**** SUPPLIED DATA ****

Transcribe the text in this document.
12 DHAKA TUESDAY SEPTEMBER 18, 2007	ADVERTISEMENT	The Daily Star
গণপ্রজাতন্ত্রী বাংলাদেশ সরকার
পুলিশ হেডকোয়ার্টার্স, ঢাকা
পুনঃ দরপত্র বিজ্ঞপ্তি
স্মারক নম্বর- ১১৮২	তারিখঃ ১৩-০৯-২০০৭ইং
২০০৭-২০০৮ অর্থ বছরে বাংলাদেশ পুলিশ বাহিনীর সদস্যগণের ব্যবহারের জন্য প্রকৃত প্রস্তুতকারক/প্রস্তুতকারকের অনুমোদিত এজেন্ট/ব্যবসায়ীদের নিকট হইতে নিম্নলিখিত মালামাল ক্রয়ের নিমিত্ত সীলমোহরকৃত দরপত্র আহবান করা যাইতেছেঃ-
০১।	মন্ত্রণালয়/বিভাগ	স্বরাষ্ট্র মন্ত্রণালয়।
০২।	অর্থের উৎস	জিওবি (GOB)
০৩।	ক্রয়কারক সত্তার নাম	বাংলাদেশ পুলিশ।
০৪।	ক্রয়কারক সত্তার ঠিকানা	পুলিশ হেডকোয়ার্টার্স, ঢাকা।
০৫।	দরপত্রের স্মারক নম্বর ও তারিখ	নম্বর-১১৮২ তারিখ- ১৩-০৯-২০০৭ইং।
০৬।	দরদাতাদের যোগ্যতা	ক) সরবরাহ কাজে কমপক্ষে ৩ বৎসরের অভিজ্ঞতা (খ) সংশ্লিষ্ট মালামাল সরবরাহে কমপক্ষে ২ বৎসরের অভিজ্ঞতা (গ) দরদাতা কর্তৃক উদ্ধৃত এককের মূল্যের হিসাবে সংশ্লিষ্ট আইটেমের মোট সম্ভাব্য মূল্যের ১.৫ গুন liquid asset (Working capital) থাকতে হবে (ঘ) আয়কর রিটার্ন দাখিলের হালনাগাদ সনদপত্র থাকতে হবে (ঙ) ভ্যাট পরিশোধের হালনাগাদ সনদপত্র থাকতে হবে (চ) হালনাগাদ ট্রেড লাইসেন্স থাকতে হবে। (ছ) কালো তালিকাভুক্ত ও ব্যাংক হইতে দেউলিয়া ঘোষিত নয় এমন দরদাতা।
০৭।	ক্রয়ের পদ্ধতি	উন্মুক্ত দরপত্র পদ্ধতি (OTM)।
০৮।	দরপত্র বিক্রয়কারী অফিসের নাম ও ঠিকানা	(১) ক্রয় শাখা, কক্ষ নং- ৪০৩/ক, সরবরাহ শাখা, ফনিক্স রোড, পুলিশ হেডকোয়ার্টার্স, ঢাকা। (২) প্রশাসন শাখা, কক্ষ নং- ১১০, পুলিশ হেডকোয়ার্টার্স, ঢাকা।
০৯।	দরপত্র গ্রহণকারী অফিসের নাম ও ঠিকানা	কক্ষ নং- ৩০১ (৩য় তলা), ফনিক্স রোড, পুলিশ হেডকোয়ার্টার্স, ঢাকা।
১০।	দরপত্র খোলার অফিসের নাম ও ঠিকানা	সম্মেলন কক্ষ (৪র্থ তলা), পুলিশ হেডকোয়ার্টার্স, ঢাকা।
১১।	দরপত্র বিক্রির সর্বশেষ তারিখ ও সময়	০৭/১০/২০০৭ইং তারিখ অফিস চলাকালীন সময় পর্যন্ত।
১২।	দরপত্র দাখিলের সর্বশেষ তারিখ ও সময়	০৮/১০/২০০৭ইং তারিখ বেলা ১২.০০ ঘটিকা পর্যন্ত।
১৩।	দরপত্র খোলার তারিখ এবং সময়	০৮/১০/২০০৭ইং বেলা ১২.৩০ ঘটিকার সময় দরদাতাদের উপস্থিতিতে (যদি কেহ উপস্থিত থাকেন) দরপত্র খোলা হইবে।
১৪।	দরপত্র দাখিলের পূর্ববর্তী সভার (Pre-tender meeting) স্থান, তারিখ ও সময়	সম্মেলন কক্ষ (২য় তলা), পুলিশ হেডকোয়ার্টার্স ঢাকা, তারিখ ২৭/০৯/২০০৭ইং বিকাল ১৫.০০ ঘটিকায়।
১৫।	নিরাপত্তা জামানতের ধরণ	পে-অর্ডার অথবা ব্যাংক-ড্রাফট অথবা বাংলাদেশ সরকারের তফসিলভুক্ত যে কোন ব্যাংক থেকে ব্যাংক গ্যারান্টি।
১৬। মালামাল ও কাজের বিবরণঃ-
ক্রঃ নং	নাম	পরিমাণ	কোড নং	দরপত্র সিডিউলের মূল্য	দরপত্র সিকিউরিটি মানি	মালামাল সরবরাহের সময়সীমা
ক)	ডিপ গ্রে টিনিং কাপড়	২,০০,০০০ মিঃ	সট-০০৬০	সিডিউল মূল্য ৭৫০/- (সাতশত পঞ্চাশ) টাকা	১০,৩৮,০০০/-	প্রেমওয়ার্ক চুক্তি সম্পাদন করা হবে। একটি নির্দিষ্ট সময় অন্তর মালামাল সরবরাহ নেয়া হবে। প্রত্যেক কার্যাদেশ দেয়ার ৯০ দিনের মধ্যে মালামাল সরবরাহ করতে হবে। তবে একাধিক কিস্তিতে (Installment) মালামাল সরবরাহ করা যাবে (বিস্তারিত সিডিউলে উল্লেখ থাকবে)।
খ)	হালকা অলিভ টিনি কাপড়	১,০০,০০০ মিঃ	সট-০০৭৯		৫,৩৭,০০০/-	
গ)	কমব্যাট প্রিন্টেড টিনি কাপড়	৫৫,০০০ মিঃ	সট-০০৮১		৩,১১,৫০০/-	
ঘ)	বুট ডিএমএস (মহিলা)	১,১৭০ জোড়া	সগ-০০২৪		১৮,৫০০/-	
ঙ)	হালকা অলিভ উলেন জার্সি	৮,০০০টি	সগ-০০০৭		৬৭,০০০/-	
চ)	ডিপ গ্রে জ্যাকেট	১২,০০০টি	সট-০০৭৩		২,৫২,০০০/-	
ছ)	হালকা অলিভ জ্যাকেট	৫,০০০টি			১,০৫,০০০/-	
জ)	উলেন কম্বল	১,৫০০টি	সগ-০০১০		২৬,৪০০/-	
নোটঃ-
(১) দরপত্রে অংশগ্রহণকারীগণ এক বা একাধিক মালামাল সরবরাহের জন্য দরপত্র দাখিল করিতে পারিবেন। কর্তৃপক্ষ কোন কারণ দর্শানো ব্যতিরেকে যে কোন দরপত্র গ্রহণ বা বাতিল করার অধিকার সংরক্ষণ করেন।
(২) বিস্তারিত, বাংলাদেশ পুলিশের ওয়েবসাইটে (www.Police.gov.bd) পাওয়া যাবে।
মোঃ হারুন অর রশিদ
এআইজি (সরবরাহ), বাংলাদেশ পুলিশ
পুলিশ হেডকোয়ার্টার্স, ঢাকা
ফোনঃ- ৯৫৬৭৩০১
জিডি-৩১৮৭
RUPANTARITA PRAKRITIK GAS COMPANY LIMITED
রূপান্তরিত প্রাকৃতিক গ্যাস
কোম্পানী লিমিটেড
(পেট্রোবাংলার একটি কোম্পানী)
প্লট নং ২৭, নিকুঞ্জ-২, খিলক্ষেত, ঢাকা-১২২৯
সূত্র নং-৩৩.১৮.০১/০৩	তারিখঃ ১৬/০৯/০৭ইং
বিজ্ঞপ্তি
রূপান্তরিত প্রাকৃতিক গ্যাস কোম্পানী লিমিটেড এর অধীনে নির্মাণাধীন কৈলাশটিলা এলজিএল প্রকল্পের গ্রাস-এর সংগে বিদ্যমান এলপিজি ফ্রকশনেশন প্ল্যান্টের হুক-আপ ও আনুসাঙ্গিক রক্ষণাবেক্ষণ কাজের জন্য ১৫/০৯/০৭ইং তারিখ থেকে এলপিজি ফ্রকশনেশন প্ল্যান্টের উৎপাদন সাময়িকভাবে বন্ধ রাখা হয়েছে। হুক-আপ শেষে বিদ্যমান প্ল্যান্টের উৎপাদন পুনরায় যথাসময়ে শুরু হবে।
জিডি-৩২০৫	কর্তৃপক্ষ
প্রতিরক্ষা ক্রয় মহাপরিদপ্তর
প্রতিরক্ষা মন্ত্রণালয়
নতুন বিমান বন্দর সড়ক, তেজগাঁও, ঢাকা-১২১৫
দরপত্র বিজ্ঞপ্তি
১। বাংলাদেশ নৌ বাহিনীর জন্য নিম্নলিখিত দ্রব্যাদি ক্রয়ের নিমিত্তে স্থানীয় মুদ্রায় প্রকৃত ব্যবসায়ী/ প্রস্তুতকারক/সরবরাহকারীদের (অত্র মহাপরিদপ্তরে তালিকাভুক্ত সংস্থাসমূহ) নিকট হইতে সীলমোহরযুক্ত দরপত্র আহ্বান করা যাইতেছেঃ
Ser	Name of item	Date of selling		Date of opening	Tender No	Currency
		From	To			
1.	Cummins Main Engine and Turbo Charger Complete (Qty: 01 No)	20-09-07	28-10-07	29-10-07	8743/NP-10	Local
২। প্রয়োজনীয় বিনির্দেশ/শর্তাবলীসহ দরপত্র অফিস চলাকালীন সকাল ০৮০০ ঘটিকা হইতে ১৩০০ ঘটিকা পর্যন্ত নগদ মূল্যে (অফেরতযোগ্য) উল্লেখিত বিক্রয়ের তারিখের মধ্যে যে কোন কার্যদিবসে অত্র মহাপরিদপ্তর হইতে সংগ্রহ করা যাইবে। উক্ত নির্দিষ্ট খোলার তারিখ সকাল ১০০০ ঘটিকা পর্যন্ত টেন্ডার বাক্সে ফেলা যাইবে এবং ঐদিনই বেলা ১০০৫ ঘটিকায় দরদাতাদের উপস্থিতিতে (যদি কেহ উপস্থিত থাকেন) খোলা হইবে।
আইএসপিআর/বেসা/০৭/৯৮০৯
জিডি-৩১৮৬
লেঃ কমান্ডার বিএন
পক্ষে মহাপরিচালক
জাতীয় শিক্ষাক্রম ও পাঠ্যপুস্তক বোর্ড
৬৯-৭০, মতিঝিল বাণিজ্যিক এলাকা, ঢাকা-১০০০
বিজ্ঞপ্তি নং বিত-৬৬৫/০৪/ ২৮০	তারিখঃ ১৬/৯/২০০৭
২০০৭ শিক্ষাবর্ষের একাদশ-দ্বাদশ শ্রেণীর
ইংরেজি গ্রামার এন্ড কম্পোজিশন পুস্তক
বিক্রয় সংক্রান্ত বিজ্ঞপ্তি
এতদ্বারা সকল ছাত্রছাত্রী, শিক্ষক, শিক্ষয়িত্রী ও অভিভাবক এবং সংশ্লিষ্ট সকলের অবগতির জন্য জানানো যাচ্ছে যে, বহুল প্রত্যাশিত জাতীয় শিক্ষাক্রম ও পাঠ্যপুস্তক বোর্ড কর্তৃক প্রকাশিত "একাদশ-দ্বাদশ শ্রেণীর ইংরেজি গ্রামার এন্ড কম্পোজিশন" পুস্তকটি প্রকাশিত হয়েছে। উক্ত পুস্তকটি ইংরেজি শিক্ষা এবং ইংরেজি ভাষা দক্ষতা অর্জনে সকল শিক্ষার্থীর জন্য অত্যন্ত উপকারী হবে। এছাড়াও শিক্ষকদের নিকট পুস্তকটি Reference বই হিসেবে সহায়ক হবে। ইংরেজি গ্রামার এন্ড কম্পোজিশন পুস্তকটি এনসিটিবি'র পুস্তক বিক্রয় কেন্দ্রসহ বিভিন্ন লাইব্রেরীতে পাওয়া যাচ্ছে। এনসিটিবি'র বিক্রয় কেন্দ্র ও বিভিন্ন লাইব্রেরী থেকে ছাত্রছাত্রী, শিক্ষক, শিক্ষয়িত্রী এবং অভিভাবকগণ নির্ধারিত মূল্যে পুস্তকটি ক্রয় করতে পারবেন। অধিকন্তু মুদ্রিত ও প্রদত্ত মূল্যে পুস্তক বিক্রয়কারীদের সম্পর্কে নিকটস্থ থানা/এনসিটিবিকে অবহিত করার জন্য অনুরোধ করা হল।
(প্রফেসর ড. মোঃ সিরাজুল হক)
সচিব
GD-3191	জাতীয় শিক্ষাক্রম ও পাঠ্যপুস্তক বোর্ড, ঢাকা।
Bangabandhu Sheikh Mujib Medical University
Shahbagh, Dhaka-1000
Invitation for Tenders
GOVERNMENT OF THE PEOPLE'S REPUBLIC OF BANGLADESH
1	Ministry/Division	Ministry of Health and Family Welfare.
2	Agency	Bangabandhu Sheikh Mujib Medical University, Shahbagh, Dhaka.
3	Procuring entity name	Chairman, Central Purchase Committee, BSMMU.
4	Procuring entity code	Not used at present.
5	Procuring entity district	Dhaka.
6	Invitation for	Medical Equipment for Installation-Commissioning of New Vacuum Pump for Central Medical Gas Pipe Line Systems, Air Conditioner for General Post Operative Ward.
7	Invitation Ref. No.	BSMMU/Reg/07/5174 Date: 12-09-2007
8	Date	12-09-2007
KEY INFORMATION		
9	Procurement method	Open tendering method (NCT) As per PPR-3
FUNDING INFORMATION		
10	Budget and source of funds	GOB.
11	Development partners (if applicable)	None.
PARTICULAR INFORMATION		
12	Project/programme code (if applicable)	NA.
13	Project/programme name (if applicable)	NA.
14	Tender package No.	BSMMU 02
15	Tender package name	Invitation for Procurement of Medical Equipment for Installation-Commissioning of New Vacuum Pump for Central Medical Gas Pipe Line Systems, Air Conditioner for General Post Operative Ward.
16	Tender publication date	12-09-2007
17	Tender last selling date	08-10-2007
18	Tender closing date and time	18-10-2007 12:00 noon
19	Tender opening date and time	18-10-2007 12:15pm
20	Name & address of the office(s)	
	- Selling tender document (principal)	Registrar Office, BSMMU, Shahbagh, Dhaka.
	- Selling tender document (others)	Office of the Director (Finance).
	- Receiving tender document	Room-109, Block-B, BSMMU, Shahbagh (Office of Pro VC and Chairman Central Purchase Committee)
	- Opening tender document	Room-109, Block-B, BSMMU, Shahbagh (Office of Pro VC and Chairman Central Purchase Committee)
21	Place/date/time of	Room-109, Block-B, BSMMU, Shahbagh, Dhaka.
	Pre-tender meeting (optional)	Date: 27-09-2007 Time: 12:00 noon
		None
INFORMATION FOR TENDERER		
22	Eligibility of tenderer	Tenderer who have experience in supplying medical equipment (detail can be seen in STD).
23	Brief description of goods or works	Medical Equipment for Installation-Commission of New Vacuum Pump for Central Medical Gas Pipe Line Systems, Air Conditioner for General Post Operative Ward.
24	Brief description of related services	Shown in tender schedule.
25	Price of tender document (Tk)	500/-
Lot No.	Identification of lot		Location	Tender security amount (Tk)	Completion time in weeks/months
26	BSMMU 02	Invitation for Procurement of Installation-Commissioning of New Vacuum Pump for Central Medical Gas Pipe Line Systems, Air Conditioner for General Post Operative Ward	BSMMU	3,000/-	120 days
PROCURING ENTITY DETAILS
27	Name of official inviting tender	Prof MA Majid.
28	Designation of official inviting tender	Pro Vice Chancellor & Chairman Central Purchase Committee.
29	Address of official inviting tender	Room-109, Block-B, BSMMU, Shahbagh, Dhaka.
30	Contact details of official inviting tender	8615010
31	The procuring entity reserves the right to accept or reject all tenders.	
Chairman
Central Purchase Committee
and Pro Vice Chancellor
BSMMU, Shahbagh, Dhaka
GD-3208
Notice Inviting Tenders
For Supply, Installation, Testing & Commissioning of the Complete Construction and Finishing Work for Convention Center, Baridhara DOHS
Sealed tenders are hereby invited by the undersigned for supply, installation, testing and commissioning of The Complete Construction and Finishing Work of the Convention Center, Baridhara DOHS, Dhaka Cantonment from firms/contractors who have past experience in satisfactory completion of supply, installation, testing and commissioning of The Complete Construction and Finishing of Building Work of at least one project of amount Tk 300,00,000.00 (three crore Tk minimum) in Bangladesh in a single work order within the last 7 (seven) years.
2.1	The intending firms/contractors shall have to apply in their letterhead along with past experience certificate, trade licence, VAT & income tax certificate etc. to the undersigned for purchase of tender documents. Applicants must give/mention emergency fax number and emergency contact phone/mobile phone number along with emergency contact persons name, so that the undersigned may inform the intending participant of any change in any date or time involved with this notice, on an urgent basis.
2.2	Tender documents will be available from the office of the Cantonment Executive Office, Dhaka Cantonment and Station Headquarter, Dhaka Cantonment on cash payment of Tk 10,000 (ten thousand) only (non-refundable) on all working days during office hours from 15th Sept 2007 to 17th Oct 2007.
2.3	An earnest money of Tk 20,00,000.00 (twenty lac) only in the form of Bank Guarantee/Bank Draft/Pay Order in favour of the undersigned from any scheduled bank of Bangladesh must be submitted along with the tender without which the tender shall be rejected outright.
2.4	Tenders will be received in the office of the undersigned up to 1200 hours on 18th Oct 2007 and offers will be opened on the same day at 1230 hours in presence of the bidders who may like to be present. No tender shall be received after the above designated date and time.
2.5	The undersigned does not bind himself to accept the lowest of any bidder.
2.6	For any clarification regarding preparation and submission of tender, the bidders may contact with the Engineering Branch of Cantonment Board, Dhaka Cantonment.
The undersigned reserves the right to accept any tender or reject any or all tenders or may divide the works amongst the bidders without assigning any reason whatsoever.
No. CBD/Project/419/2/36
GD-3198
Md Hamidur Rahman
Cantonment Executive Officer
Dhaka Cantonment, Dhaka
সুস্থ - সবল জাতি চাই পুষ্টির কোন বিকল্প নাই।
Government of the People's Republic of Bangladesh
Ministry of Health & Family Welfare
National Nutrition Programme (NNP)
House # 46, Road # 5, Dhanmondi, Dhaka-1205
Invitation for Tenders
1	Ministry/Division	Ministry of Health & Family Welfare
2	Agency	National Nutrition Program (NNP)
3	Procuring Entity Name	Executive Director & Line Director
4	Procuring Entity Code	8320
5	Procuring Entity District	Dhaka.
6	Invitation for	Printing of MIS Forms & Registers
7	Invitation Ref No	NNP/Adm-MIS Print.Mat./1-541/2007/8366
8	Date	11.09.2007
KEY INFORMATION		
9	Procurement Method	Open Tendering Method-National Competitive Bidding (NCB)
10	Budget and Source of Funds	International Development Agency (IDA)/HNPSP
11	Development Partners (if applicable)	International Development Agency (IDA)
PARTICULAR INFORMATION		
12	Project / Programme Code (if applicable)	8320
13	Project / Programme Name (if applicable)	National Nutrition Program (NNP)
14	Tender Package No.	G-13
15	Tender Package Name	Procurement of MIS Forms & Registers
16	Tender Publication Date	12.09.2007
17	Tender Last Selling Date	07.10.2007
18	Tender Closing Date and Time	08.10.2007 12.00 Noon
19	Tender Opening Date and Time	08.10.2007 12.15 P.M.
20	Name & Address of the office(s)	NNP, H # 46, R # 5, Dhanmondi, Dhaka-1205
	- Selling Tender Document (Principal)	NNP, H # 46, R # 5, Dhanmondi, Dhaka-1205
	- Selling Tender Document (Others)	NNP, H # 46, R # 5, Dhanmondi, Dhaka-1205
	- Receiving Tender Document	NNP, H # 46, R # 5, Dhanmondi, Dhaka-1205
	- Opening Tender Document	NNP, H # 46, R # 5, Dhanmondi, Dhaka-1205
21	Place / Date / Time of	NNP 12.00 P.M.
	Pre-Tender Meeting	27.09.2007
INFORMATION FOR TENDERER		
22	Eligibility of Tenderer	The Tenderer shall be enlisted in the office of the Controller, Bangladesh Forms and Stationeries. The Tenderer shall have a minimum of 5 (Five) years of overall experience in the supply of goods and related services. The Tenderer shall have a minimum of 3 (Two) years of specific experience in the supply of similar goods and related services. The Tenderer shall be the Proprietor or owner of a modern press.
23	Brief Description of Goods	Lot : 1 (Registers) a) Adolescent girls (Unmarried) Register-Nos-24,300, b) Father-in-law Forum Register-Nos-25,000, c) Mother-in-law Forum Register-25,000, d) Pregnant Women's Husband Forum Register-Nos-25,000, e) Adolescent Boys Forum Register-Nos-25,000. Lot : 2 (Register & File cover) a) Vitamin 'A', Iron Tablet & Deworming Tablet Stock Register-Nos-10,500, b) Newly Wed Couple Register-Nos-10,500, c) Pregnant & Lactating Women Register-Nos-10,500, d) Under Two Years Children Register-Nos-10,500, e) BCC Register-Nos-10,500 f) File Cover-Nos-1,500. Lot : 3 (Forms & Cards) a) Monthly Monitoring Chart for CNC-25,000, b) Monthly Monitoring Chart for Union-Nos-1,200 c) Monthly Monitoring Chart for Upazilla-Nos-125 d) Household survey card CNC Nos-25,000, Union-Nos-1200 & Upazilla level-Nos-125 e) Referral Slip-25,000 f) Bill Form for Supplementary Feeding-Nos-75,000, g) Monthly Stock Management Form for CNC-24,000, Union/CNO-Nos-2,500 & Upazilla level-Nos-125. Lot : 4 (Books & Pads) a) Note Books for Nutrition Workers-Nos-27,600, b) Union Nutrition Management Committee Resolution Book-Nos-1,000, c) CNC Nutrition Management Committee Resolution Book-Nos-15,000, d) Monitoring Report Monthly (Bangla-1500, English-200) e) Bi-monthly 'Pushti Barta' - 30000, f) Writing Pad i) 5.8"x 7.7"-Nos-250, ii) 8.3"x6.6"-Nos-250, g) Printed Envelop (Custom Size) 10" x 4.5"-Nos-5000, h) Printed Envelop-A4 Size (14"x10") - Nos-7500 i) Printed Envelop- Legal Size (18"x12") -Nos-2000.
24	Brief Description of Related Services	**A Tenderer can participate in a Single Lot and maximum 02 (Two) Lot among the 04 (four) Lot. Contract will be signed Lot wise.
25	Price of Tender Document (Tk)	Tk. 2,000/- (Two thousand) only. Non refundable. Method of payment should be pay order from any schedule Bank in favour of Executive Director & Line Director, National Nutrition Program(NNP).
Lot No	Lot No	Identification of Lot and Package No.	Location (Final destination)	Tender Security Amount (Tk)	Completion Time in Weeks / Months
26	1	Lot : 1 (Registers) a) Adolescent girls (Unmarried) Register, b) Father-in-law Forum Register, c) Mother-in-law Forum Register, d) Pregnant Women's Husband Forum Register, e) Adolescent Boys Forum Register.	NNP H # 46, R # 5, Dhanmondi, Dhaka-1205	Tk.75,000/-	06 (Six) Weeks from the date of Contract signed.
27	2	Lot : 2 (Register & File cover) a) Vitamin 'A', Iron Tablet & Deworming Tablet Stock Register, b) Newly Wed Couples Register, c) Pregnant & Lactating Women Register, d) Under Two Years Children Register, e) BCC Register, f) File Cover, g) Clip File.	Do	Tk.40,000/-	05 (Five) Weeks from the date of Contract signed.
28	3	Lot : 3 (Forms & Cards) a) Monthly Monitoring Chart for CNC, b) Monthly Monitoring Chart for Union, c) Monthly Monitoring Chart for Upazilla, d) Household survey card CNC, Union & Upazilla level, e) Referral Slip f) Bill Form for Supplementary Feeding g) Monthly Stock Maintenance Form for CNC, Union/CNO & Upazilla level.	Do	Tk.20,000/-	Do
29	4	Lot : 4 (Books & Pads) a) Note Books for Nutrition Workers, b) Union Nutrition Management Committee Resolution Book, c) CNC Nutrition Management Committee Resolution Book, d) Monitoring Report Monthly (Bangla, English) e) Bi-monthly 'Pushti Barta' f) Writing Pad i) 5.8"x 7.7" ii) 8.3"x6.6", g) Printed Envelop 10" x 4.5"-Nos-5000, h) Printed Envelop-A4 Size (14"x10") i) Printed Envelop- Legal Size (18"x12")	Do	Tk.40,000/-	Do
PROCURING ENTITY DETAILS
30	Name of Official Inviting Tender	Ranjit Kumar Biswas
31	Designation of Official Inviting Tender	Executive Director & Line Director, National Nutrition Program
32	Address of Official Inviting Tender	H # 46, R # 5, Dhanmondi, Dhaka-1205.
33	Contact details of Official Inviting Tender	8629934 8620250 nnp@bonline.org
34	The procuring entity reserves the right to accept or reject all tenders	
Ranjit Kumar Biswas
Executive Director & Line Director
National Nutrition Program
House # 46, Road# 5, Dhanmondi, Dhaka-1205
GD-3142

****

## INSTRUCTION
Which lines hold the word "Baridhara"? Show each one.

## ANSWER BELOW
For Supply, Installation, Testing & Commissioning of the Complete Construction and Finishing Work for Convention Center, Baridhara DOHS
Sealed tenders are hereby invited by the undersigned for supply, installation, testing and commissioning of The Complete Construction and Finishing Work of the Convention Center, Baridhara DOHS, Dhaka Cantonment from firms/contractors who have past experience in satisfactory completion of supply, installation, testing and commissioning of The Complete Construction and Finishing of Building Work of at least one project of amount Tk 300,00,000.00 (three crore Tk minimum) in Bangladesh in a single work order within the last 7 (seven) years.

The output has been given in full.